Directions –
Transcribe the listing word for word.

Extracted records

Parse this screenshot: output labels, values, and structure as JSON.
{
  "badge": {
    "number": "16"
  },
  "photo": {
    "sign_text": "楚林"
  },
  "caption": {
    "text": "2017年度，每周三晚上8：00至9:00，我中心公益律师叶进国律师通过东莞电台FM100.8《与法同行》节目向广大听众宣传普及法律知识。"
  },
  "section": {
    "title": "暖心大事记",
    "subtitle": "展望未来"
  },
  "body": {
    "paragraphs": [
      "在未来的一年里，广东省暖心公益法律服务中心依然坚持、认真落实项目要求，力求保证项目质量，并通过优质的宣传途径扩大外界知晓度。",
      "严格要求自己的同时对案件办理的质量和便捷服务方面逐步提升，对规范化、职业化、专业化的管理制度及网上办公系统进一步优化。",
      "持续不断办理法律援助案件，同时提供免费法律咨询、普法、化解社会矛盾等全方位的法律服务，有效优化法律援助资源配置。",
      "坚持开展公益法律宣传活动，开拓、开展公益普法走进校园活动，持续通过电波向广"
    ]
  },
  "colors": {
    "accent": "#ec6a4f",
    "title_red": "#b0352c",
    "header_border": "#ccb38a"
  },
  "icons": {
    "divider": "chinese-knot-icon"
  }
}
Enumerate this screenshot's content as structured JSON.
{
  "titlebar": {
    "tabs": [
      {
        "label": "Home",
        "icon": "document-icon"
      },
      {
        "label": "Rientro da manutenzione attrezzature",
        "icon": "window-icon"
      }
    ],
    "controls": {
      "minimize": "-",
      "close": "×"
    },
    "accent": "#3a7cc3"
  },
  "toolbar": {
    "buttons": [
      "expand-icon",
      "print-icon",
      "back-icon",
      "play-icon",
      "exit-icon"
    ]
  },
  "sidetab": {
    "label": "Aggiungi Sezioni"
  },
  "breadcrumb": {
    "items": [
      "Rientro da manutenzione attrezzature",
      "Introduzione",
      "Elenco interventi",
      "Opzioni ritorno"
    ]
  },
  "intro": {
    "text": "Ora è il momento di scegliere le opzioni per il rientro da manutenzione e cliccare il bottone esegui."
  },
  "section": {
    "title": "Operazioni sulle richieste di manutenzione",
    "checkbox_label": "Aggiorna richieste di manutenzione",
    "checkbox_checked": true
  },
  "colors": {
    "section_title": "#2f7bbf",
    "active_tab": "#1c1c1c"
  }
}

Expected answer –
Parse this screenshot: output labels, values, and structure as JSON.
{
  "badge": {
    "number": "16"
  },
  "photo": {
    "sign_text": "楚林"
  },
  "caption": {
    "text": "2017年度，每周三晚上8：00至9:00，我中心公益律师叶进国律师通过东莞电台FM100.8《与法同行》节目向广大听众宣传普及法律知识。"
  },
  "section": {
    "title": "暖心大事记",
    "subtitle": "展望未来"
  },
  "body": {
    "paragraphs": [
      "在未来的一年里，广东省暖心公益法律服务中心依然坚持、认真落实项目要求，力求保证项目质量，并通过优质的宣传途径扩大外界知晓度。",
      "严格要求自己的同时对案件办理的质量和便捷服务方面逐步提升，对规范化、职业化、专业化的管理制度及网上办公系统进一步优化。",
      "持续不断办理法律援助案件，同时提供免费法律咨询、普法、化解社会矛盾等全方位的法律服务，有效优化法律援助资源配置。",
      "坚持开展公益法律宣传活动，开拓、开展公益普法走进校园活动，持续通过电波向广"
    ]
  },
  "colors": {
    "accent": "#ec6a4f",
    "title_red": "#b0352c",
    "header_border": "#ccb38a"
  },
  "icons": {
    "divider": "chinese-knot-icon"
  }
}
Enumerate this screenshot's content as structured JSON.
{
  "titlebar": {
    "tabs": [
      {
        "label": "Home",
        "icon": "document-icon"
      },
      {
        "label": "Rientro da manutenzione attrezzature",
        "icon": "window-icon"
      }
    ],
    "controls": {
      "minimize": "-",
      "close": "×"
    },
    "accent": "#3a7cc3"
  },
  "toolbar": {
    "buttons": [
      "expand-icon",
      "print-icon",
      "back-icon",
      "play-icon",
      "exit-icon"
    ]
  },
  "sidetab": {
    "label": "Aggiungi Sezioni"
  },
  "breadcrumb": {
    "items": [
      "Rientro da manutenzione attrezzature",
      "Introduzione",
      "Elenco interventi",
      "Opzioni ritorno"
    ]
  },
  "intro": {
    "text": "Ora è il momento di scegliere le opzioni per il rientro da manutenzione e cliccare il bottone esegui."
  },
  "section": {
    "title": "Operazioni sulle richieste di manutenzione",
    "checkbox_label": "Aggiorna richieste di manutenzione",
    "checkbox_checked": true
  },
  "colors": {
    "section_title": "#2f7bbf",
    "active_tab": "#1c1c1c"
  }
}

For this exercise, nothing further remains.